## WHAT IS REQUIRED
Wherever the string "JSON" appears, copy the whole line.

::::::::

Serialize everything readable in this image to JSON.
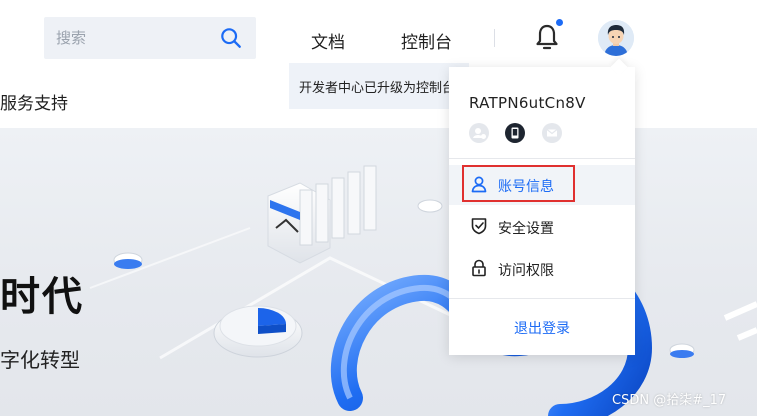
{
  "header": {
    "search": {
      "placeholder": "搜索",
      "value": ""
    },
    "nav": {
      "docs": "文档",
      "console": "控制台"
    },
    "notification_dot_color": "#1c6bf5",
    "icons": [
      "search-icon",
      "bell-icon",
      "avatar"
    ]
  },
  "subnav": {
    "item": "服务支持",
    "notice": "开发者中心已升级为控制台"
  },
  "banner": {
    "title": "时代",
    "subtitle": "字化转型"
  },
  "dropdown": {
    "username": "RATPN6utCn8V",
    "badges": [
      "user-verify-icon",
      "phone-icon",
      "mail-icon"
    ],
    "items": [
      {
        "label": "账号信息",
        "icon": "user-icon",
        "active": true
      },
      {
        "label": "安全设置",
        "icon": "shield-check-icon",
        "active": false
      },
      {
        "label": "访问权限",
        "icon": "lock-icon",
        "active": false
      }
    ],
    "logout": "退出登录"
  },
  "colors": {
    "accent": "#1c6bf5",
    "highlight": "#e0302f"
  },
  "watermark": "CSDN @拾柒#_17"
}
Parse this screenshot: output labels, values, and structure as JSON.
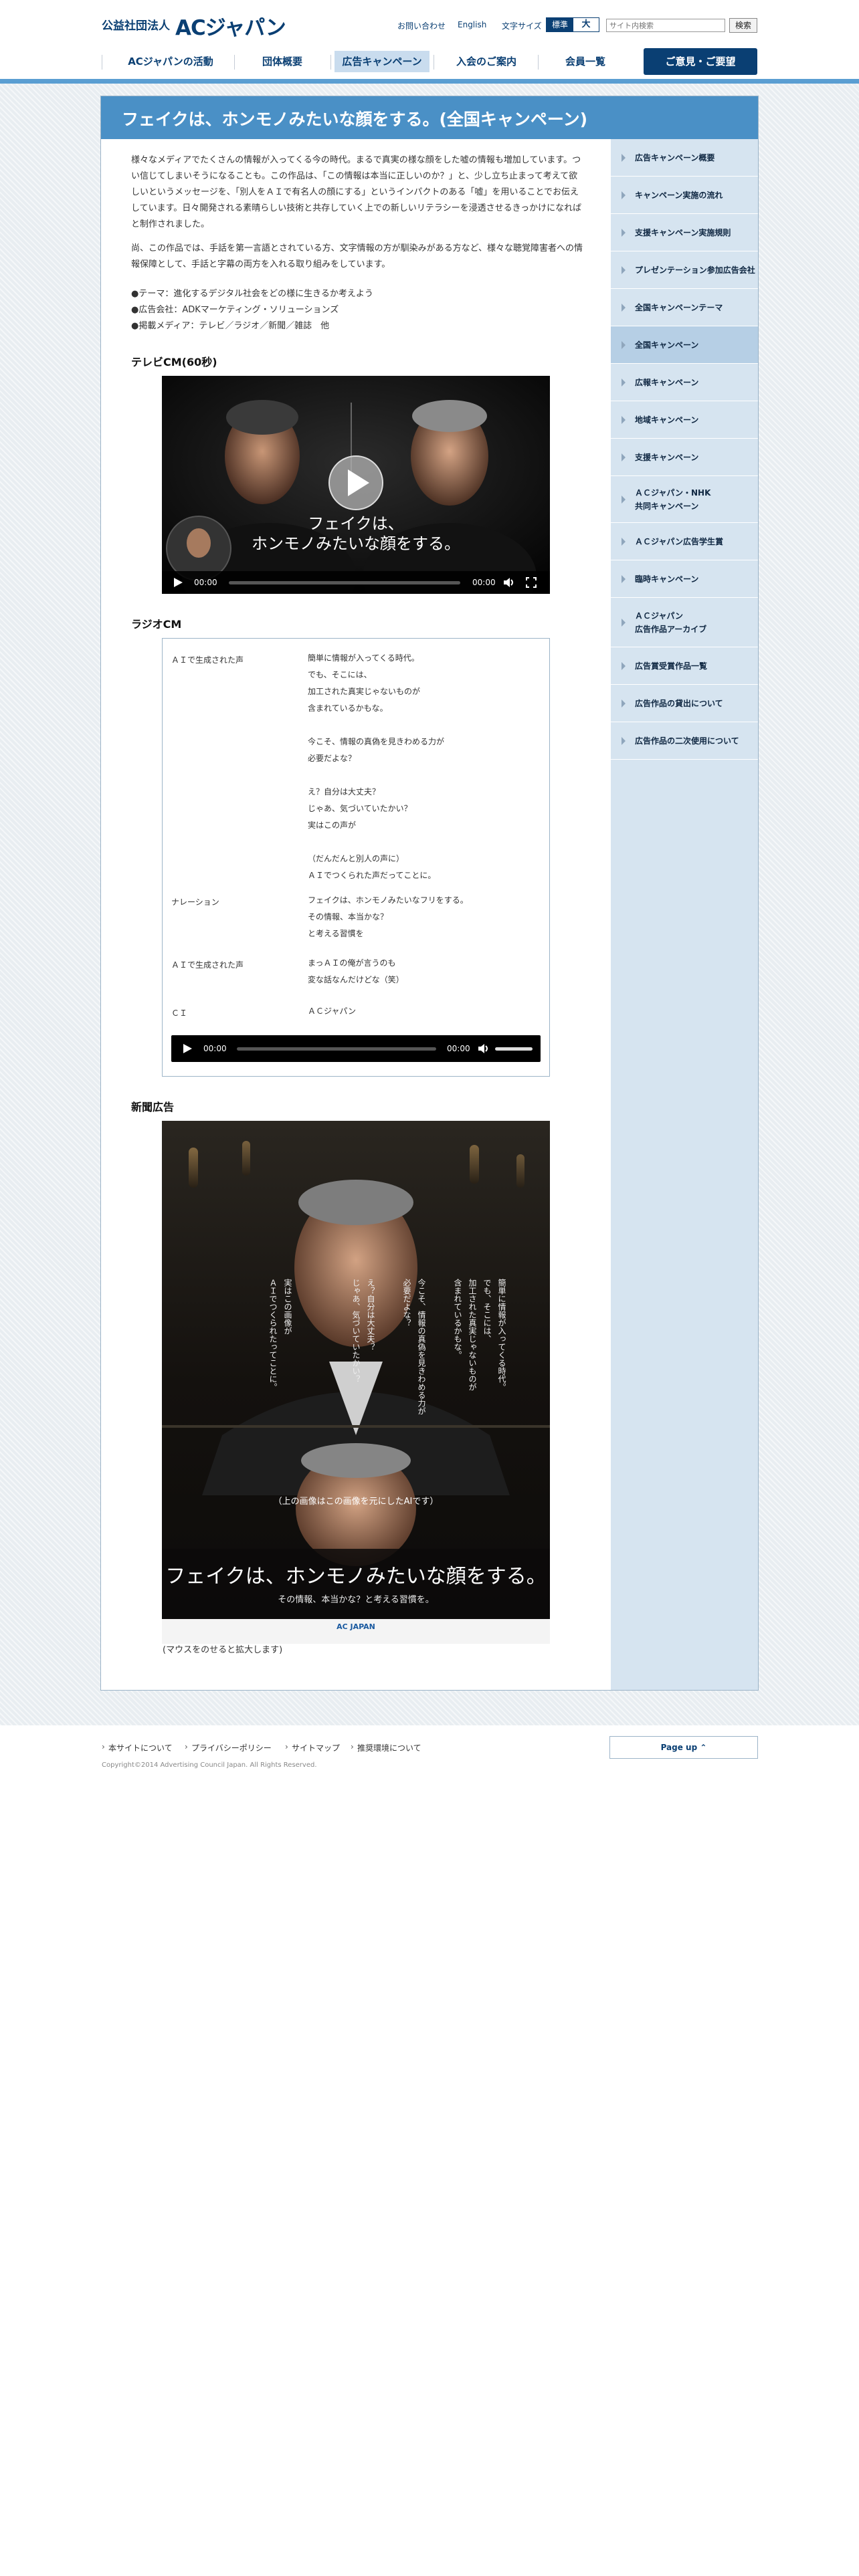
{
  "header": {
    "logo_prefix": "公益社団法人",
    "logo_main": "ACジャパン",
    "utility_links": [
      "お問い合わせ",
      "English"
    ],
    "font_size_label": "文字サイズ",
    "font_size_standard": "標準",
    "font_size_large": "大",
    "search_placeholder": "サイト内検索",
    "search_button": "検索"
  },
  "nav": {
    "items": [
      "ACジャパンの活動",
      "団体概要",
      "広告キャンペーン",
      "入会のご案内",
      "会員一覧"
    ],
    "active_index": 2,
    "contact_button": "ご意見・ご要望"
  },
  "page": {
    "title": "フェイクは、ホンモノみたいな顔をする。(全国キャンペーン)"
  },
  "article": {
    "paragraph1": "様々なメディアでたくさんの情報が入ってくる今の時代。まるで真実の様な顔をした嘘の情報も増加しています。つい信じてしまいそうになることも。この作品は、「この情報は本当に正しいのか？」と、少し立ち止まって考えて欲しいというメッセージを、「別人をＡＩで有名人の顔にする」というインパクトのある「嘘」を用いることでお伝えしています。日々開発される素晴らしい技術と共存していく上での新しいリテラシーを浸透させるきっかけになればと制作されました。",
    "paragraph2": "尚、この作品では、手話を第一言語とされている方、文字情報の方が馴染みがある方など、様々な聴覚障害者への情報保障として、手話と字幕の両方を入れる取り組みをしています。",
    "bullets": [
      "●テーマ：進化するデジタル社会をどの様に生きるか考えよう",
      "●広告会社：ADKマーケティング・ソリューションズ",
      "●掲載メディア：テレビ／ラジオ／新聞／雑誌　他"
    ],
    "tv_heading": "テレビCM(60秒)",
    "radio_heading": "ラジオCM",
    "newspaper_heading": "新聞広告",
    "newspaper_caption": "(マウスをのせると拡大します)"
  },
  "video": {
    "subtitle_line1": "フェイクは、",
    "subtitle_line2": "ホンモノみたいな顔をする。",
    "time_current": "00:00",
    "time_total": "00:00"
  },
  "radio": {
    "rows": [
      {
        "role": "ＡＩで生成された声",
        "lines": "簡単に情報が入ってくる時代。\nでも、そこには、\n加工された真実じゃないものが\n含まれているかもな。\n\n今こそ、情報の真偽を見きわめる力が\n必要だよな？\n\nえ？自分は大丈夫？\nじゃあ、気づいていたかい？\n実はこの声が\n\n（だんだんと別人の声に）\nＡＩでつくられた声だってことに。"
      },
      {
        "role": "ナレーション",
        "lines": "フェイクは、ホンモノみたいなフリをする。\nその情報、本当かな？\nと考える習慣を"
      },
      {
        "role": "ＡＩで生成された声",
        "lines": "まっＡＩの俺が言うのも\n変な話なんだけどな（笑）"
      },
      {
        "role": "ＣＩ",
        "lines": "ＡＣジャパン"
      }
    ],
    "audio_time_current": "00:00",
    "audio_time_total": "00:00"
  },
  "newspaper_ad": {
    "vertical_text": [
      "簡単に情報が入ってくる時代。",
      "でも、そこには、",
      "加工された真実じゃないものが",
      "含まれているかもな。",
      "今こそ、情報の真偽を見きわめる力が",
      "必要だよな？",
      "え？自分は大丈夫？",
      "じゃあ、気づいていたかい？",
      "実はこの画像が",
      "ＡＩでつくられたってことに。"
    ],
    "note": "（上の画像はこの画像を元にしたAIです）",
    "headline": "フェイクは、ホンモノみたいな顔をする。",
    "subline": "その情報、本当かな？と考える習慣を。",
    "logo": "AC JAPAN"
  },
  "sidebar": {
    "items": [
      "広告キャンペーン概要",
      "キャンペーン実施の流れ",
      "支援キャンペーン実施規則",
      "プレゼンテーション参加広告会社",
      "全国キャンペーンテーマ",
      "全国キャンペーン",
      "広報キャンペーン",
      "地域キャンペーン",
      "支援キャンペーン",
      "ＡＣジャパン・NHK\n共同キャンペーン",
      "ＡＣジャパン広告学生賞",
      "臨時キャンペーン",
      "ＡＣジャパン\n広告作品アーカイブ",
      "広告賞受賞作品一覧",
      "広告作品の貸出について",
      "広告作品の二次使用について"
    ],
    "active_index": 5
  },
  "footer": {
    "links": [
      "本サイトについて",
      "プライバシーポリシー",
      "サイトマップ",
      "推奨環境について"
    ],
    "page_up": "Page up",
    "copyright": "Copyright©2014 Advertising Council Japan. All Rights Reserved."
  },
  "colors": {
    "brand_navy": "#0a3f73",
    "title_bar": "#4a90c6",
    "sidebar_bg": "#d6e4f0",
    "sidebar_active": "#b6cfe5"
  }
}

::::::::

## FINISHED TASK
Serialize everything readable in this image to JSON.
Parse this screenshot: output labels, values, and structure as JSON.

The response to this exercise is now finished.